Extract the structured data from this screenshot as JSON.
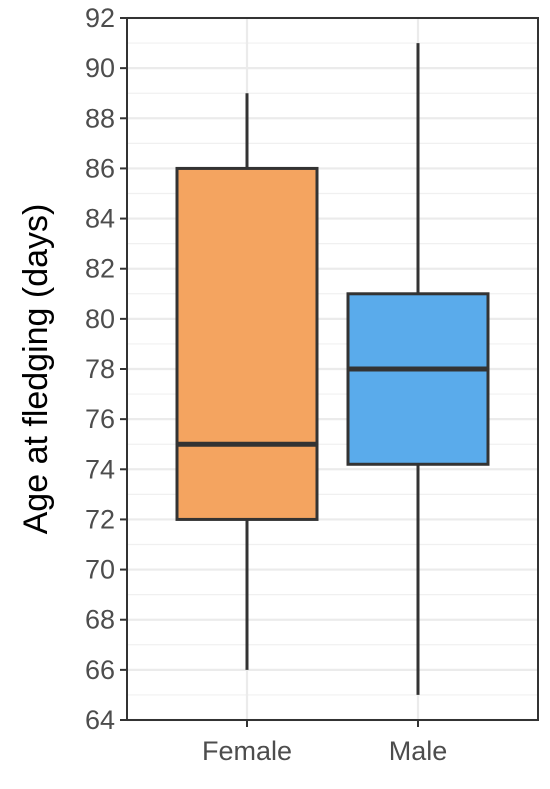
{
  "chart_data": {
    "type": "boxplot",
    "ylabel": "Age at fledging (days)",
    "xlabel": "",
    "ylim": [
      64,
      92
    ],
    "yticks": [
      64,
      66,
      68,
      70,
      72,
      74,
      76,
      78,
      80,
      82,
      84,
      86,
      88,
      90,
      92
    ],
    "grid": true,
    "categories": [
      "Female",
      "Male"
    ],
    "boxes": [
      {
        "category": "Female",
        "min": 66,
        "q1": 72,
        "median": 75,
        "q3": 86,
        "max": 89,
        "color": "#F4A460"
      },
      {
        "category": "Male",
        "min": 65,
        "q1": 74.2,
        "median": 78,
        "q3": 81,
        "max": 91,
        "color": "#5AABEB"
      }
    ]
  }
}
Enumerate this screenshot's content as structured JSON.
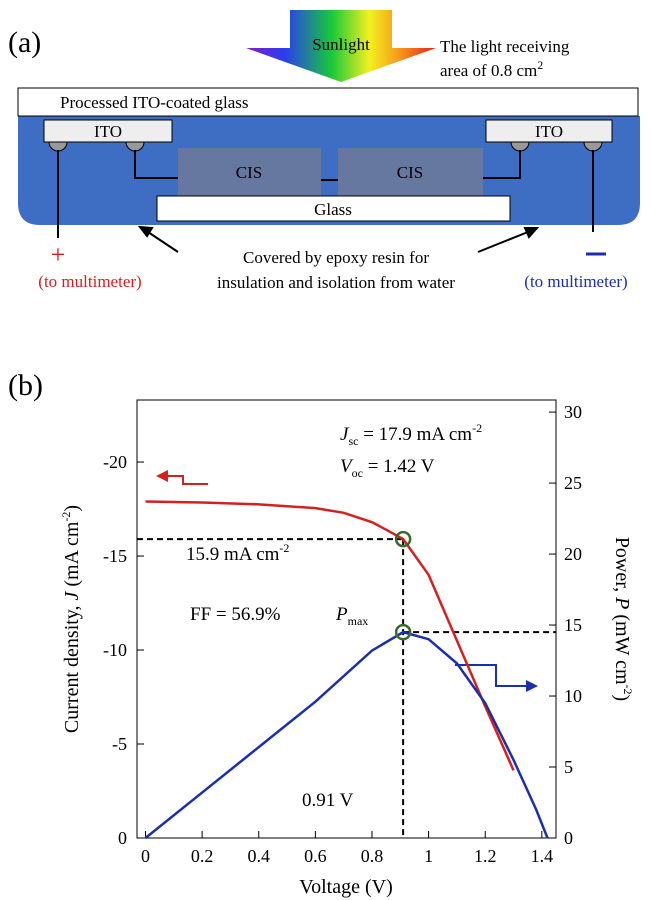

|---|

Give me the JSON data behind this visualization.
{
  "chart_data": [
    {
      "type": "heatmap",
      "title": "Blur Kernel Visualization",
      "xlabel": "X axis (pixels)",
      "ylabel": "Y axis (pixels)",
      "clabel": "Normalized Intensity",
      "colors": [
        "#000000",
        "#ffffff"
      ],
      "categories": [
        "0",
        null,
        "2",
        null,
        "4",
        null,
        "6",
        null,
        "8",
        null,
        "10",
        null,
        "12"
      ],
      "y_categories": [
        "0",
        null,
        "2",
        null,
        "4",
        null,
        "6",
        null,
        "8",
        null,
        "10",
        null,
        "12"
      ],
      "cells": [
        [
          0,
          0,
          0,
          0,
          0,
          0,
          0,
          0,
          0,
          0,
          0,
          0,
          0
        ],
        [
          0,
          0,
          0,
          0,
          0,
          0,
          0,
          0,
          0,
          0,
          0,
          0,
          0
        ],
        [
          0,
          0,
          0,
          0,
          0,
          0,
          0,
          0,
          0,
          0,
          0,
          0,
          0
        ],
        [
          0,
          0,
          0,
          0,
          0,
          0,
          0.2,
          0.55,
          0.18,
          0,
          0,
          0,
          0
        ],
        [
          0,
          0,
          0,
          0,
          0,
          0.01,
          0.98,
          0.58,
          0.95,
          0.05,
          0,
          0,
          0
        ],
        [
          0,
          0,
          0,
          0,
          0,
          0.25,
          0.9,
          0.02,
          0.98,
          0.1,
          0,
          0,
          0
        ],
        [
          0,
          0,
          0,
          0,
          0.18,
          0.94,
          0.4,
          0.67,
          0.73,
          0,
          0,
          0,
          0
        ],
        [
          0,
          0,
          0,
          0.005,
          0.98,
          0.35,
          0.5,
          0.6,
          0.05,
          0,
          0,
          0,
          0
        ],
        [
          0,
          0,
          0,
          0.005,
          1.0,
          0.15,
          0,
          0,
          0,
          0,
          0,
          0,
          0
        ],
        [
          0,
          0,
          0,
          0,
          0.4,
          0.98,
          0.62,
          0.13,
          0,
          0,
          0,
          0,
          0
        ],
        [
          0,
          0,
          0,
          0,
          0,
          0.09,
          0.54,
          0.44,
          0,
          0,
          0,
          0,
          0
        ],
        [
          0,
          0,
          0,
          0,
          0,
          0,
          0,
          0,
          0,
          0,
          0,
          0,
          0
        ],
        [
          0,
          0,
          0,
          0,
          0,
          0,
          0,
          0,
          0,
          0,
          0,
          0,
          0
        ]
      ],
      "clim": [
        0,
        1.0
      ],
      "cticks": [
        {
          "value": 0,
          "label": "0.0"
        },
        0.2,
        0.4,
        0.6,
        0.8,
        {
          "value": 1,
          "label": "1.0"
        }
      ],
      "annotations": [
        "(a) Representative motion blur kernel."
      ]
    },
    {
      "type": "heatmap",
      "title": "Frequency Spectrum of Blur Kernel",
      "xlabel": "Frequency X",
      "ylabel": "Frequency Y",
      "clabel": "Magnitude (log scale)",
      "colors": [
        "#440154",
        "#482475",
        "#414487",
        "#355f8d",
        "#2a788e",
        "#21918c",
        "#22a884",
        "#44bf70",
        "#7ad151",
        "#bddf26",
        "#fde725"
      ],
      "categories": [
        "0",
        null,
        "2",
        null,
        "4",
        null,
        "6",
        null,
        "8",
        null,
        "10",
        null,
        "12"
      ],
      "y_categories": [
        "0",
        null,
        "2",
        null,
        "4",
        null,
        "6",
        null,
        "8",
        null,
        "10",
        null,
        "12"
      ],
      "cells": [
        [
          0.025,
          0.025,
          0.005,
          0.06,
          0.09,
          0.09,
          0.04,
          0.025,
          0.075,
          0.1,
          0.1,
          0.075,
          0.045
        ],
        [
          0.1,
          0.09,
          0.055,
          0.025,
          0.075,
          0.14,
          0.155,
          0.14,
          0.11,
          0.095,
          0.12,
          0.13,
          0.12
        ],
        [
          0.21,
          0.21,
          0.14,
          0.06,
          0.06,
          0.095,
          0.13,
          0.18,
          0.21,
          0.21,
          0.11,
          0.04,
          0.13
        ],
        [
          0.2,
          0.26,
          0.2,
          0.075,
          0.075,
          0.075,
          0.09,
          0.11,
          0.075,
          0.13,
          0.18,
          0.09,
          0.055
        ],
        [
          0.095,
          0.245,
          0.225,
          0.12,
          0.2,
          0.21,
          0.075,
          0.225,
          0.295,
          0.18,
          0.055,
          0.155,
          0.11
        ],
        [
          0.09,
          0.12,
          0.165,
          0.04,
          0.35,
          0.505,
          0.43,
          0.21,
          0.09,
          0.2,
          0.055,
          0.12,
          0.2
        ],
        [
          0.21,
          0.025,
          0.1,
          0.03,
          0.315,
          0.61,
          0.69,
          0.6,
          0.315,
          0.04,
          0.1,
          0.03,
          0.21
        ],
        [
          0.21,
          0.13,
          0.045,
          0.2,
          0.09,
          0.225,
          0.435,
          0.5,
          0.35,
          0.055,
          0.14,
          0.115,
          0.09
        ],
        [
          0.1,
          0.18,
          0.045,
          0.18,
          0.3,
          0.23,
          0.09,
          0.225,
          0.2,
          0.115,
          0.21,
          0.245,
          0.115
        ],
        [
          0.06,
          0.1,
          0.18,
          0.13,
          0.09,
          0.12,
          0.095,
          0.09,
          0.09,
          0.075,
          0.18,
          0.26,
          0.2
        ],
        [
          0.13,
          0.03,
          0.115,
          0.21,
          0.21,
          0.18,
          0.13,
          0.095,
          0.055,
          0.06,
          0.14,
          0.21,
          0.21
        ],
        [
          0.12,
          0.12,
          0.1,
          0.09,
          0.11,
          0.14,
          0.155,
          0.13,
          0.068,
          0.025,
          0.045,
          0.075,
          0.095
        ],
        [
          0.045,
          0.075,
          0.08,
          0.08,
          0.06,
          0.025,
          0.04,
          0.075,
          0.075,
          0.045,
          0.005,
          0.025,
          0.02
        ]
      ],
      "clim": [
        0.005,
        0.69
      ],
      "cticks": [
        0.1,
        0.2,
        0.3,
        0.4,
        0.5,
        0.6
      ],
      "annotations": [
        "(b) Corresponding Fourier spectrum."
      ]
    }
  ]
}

|---|

* [Stated goal]: Above are records with pictures. Reproduce exactly only the lines from the line with "Extract the structured" through the line with "Enumerate this screenshot's", both ends included, and leave the pictures out.

* [Correct output]:
Extract the structured data from this screenshot as JSON.
{
  "chart_data": {
    "type": "boxplot",
    "ylabel": "Age at fledging (days)",
    "xlabel": "",
    "ylim": [
      64,
      92
    ],
    "yticks": [
      64,
      66,
      68,
      70,
      72,
      74,
      76,
      78,
      80,
      82,
      84,
      86,
      88,
      90,
      92
    ],
    "grid": true,
    "categories": [
      "Female",
      "Male"
    ],
    "boxes": [
      {
        "category": "Female",
        "min": 66,
        "q1": 72,
        "median": 75,
        "q3": 86,
        "max": 89,
        "color": "#F4A460"
      },
      {
        "category": "Male",
        "min": 65,
        "q1": 74.2,
        "median": 78,
        "q3": 81,
        "max": 91,
        "color": "#5AABEB"
      }
    ]
  }
}
Enumerate this screenshot's content as structured JSON.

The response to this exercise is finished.